▶ _PROBLEM TO WORK ON_
Retype the listing that follows, exactly as written.

(Dataset entries on figures)
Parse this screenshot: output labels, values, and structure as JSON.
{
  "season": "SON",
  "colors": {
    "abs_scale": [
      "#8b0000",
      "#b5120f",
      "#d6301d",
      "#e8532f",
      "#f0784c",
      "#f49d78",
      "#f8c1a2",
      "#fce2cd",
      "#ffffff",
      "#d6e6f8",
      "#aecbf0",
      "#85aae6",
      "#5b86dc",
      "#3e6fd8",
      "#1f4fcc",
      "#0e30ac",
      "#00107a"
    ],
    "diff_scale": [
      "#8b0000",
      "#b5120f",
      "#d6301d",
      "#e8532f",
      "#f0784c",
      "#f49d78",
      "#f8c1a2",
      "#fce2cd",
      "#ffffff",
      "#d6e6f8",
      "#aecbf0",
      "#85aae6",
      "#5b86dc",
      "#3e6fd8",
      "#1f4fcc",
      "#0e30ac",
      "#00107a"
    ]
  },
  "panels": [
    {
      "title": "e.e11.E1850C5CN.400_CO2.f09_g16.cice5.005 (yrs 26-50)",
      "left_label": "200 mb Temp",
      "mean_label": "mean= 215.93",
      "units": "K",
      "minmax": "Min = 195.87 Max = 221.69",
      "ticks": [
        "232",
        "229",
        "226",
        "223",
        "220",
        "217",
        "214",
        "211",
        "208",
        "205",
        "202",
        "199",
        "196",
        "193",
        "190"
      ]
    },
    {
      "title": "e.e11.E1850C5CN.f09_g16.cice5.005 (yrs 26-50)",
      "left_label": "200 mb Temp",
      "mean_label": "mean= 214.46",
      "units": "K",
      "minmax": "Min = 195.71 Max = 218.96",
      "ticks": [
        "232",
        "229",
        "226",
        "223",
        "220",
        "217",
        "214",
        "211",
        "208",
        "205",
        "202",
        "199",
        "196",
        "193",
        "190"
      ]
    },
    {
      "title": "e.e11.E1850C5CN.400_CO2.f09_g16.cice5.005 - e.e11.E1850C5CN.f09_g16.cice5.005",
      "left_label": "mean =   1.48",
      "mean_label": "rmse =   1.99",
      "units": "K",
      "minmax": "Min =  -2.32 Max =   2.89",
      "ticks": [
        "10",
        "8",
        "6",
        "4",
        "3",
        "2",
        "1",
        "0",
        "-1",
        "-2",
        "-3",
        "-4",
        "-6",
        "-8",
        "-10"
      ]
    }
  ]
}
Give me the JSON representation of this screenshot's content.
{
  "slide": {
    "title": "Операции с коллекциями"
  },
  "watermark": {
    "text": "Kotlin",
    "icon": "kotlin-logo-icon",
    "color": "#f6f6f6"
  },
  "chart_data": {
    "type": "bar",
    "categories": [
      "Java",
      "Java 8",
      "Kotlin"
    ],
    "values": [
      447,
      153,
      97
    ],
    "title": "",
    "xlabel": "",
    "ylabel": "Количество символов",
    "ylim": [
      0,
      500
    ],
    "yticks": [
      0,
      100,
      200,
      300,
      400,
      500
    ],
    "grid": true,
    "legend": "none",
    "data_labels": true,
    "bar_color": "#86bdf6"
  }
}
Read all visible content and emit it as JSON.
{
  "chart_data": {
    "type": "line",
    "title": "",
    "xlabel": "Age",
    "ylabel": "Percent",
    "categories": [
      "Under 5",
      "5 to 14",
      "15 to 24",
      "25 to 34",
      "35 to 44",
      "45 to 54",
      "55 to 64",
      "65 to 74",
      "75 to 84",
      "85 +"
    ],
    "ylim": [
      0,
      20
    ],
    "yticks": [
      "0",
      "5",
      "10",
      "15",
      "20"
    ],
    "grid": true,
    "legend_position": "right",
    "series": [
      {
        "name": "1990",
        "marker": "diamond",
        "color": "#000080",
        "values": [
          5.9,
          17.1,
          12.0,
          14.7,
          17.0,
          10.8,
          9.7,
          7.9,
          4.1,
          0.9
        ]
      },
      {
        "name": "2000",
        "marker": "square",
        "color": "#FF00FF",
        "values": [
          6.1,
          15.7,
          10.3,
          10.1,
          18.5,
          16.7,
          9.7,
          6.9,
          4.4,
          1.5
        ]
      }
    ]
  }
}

▶ _CORRECT RESPONSE_
Parse this screenshot: output labels, values, and structure as JSON.
{
  "season": "SON",
  "colors": {
    "abs_scale": [
      "#8b0000",
      "#b5120f",
      "#d6301d",
      "#e8532f",
      "#f0784c",
      "#f49d78",
      "#f8c1a2",
      "#fce2cd",
      "#ffffff",
      "#d6e6f8",
      "#aecbf0",
      "#85aae6",
      "#5b86dc",
      "#3e6fd8",
      "#1f4fcc",
      "#0e30ac",
      "#00107a"
    ],
    "diff_scale": [
      "#8b0000",
      "#b5120f",
      "#d6301d",
      "#e8532f",
      "#f0784c",
      "#f49d78",
      "#f8c1a2",
      "#fce2cd",
      "#ffffff",
      "#d6e6f8",
      "#aecbf0",
      "#85aae6",
      "#5b86dc",
      "#3e6fd8",
      "#1f4fcc",
      "#0e30ac",
      "#00107a"
    ]
  },
  "panels": [
    {
      "title": "e.e11.E1850C5CN.400_CO2.f09_g16.cice5.005 (yrs 26-50)",
      "left_label": "200 mb Temp",
      "mean_label": "mean= 215.93",
      "units": "K",
      "minmax": "Min = 195.87 Max = 221.69",
      "ticks": [
        "232",
        "229",
        "226",
        "223",
        "220",
        "217",
        "214",
        "211",
        "208",
        "205",
        "202",
        "199",
        "196",
        "193",
        "190"
      ]
    },
    {
      "title": "e.e11.E1850C5CN.f09_g16.cice5.005 (yrs 26-50)",
      "left_label": "200 mb Temp",
      "mean_label": "mean= 214.46",
      "units": "K",
      "minmax": "Min = 195.71 Max = 218.96",
      "ticks": [
        "232",
        "229",
        "226",
        "223",
        "220",
        "217",
        "214",
        "211",
        "208",
        "205",
        "202",
        "199",
        "196",
        "193",
        "190"
      ]
    },
    {
      "title": "e.e11.E1850C5CN.400_CO2.f09_g16.cice5.005 - e.e11.E1850C5CN.f09_g16.cice5.005",
      "left_label": "mean =   1.48",
      "mean_label": "rmse =   1.99",
      "units": "K",
      "minmax": "Min =  -2.32 Max =   2.89",
      "ticks": [
        "10",
        "8",
        "6",
        "4",
        "3",
        "2",
        "1",
        "0",
        "-1",
        "-2",
        "-3",
        "-4",
        "-6",
        "-8",
        "-10"
      ]
    }
  ]
}
Give me the JSON representation of this screenshot's content.
{
  "slide": {
    "title": "Операции с коллекциями"
  },
  "watermark": {
    "text": "Kotlin",
    "icon": "kotlin-logo-icon",
    "color": "#f6f6f6"
  },
  "chart_data": {
    "type": "bar",
    "categories": [
      "Java",
      "Java 8",
      "Kotlin"
    ],
    "values": [
      447,
      153,
      97
    ],
    "title": "",
    "xlabel": "",
    "ylabel": "Количество символов",
    "ylim": [
      0,
      500
    ],
    "yticks": [
      0,
      100,
      200,
      300,
      400,
      500
    ],
    "grid": true,
    "legend": "none",
    "data_labels": true,
    "bar_color": "#86bdf6"
  }
}
Read all visible content and emit it as JSON.
{
  "chart_data": {
    "type": "line",
    "title": "",
    "xlabel": "Age",
    "ylabel": "Percent",
    "categories": [
      "Under 5",
      "5 to 14",
      "15 to 24",
      "25 to 34",
      "35 to 44",
      "45 to 54",
      "55 to 64",
      "65 to 74",
      "75 to 84",
      "85 +"
    ],
    "ylim": [
      0,
      20
    ],
    "yticks": [
      "0",
      "5",
      "10",
      "15",
      "20"
    ],
    "grid": true,
    "legend_position": "right",
    "series": [
      {
        "name": "1990",
        "marker": "diamond",
        "color": "#000080",
        "values": [
          5.9,
          17.1,
          12.0,
          14.7,
          17.0,
          10.8,
          9.7,
          7.9,
          4.1,
          0.9
        ]
      },
      {
        "name": "2000",
        "marker": "square",
        "color": "#FF00FF",
        "values": [
          6.1,
          15.7,
          10.3,
          10.1,
          18.5,
          16.7,
          9.7,
          6.9,
          4.4,
          1.5
        ]
      }
    ]
  }
}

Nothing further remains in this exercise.